# Job
Copy the antiwar march report starting with "The city had" and going on through "rest of the city.", but swap "police commanders" for "senior officers".

A massive crowd of over a quarter of a million people streamed down Broadway through the heart of New York City March 22 in protest against the Bush administration’s war of aggression against Iraq.

The marchers kept coming 20 abreast for over three hours, pouring down from Times Square nearly 40 blocks to Washington Square Park in Greenwich Village.

Entire families marched, pushing baby carriages and holding their young children’s hands. There were large groups of high school and college students, including a particularly loud and boisterous contingent from the City University of New York, which joined their protest against the war to the fight against planned tuition hikes and budget cuts at home. Scattered in the crowd were veterans wearing the remnants of military uniforms from Vietnam and even World War II.

The great majority of the marchers carried hand lettered signs and in some cases elaborately painted posters. One group carried placards bearing the images of Picasso’s famous painting protesting the Nazi regime’s bombing during the Spanish Civil War, “Guernica,” while another young man held aloft a paper mache model of the horse depicted in the same work of art.

There were also sizable contingents of immigrants marching together under their own banners, including Korean-Americans, Chinese-Americans, Latinos and Palestinians.

The slogans on the protest signs expressed both the anger of the demonstrators as well as a good deal of wit and imagination. “Shock and awe began on Election Day,” read one. Another woman carried a sign with a painting of Bush in a court jester’s cap reading, “Somewhere in Texas a village is missing its idiot.” Another poster asked, “Who’s pro-life now, George?”

Other signs said: “Liberation begins at home,” and “Regime change begins at home.” Some called attention to the criminal character of the Bush administration’s use of aggression: “Poland 1939/Iraq 2003,” and “Aggressive war is a crime/UN Charter, Art. 2 (4).”

There were also a number of demonstrators carrying signs and banners explicitly rejecting the Bush administration’s attempt to use the September 11, 2001 terrorist attacks on New York City as a pretext for invading Iraq. A group of relatives of people killed in the World Trade Center attacks marched under their own banner. “It is 9/11 in Baghdad” read one sign; “New Yorkers remember our own shock and awe,” said another.

The city had refused to issue a march permit for the February 15 protest, instead attempting to herd protesters into pens made of metal anti-riot barricades and sealing off dozens of blocks, making it impossible for demonstrators to reach the rally site on Manhattan’s East Side. The result was hundreds of thousands of people pushing through other avenues, effectively paralyzing much of the city.

Apparently having thought better of it after this tactic backfired, the city allowed the march this time, but police commanders were nervous from the outset over the unexpected size of the protest. Their greatest fear was that the huge crowd could never fit into Washington Square Park, and that the protest would spill over into the rest of the city.

Thousands of police were mobilized for the march, including mounted police, helmeted riot cops and “anti-terrorist” units equipped with chemical and radiation detection devices. On one side street, police from the paramilitary Emergency Service Unit stood by with a bulletproof armored personnel carrier. Federal police were also in evidence, and National Guard troops armed with M-16s patrolled nearby blocks.

# Record list
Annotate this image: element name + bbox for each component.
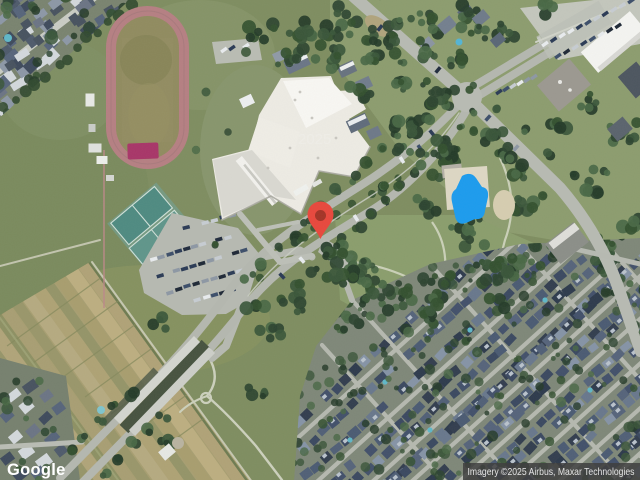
svg-text:Imagery ©2025 Airbus, Maxar Te: Imagery ©2025 Airbus, Maxar Technologies	[468, 467, 635, 478]
svg-text:Google: Google	[7, 461, 66, 479]
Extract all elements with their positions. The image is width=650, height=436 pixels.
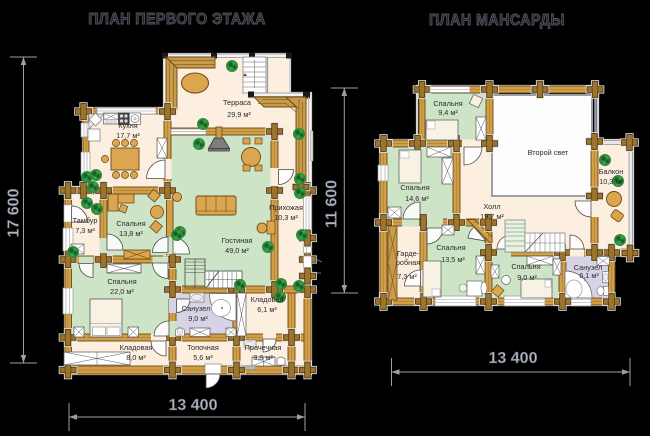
svg-text:Кухня: Кухня (118, 121, 138, 130)
svg-text:13 400: 13 400 (489, 350, 538, 367)
svg-text:17,7 м²: 17,7 м² (116, 131, 140, 140)
svg-text:Спальня: Спальня (107, 277, 136, 286)
svg-text:10,3 м²: 10,3 м² (274, 213, 298, 222)
svg-text:22,0 м²: 22,0 м² (110, 287, 134, 296)
svg-text:11 600: 11 600 (324, 180, 341, 228)
svg-text:Прихожая: Прихожая (269, 203, 303, 212)
svg-text:17 600: 17 600 (6, 188, 23, 237)
svg-text:13,5 м²: 13,5 м² (441, 255, 465, 264)
svg-text:Спальня: Спальня (116, 219, 145, 228)
svg-text:13 400: 13 400 (169, 397, 218, 414)
svg-text:Гостиная: Гостиная (222, 236, 253, 245)
svg-text:Гарде-: Гарде- (397, 249, 420, 258)
svg-text:9,0 м²: 9,0 м² (188, 314, 208, 323)
svg-text:ПЛАН МАНСАРДЫ: ПЛАН МАНСАРДЫ (429, 13, 565, 30)
svg-text:робная: робная (396, 258, 420, 267)
svg-text:Прачечная: Прачечная (245, 343, 282, 352)
svg-text:Санузел: Санузел (182, 304, 210, 313)
svg-text:7,3 м²: 7,3 м² (75, 226, 95, 235)
svg-text:19,7 м²: 19,7 м² (480, 212, 504, 221)
svg-text:14,6 м²: 14,6 м² (405, 194, 429, 203)
svg-text:3,8 м²: 3,8 м² (253, 353, 273, 362)
svg-text:Топочная: Топочная (187, 343, 219, 352)
svg-text:9,0 м²: 9,0 м² (517, 273, 537, 282)
svg-text:Спальня: Спальня (511, 262, 540, 271)
svg-text:Кладовая: Кладовая (120, 343, 153, 352)
svg-text:10,3 м²: 10,3 м² (599, 177, 623, 186)
svg-text:6,1 м²: 6,1 м² (579, 271, 599, 280)
svg-text:Спальня: Спальня (433, 99, 462, 108)
svg-text:6,1 м²: 6,1 м² (257, 305, 277, 314)
svg-text:Балкон: Балкон (599, 167, 623, 176)
svg-text:ПЛАН ПЕРВОГО ЭТАЖА: ПЛАН ПЕРВОГО ЭТАЖА (88, 12, 266, 29)
svg-text:Холл: Холл (483, 202, 500, 211)
svg-text:Спальня: Спальня (400, 183, 429, 192)
svg-text:9,4 м²: 9,4 м² (438, 108, 458, 117)
svg-text:29,9 м²: 29,9 м² (227, 110, 251, 119)
svg-text:13,8 м²: 13,8 м² (119, 229, 143, 238)
svg-text:5,6 м²: 5,6 м² (193, 353, 213, 362)
svg-text:Тамбур: Тамбур (73, 216, 98, 225)
svg-text:7,3 м²: 7,3 м² (397, 272, 417, 281)
svg-text:8,0 м²: 8,0 м² (126, 353, 146, 362)
svg-text:Терраса: Терраса (223, 98, 252, 107)
svg-text:Кладовая: Кладовая (251, 295, 284, 304)
svg-text:49,0 м²: 49,0 м² (225, 246, 249, 255)
svg-text:Второй свет: Второй свет (528, 148, 569, 157)
svg-text:Спальня: Спальня (436, 243, 465, 252)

# Answer to the exercise
The city had refused to issue a march permit for the February 15 protest, instead attempting to herd protesters into pens made of metal anti-riot barricades and sealing off dozens of blocks, making it impossible for demonstrators to reach the rally site on Manhattan’s East Side. The result was hundreds of thousands of people pushing through other avenues, effectively paralyzing much of the city.

Apparently having thought better of it after this tactic backfired, the city allowed the march this time, but senior officers were nervous from the outset over the unexpected size of the protest. Their greatest fear was that the huge crowd could never fit into Washington Square Park, and that the protest would spill over into the rest of the city.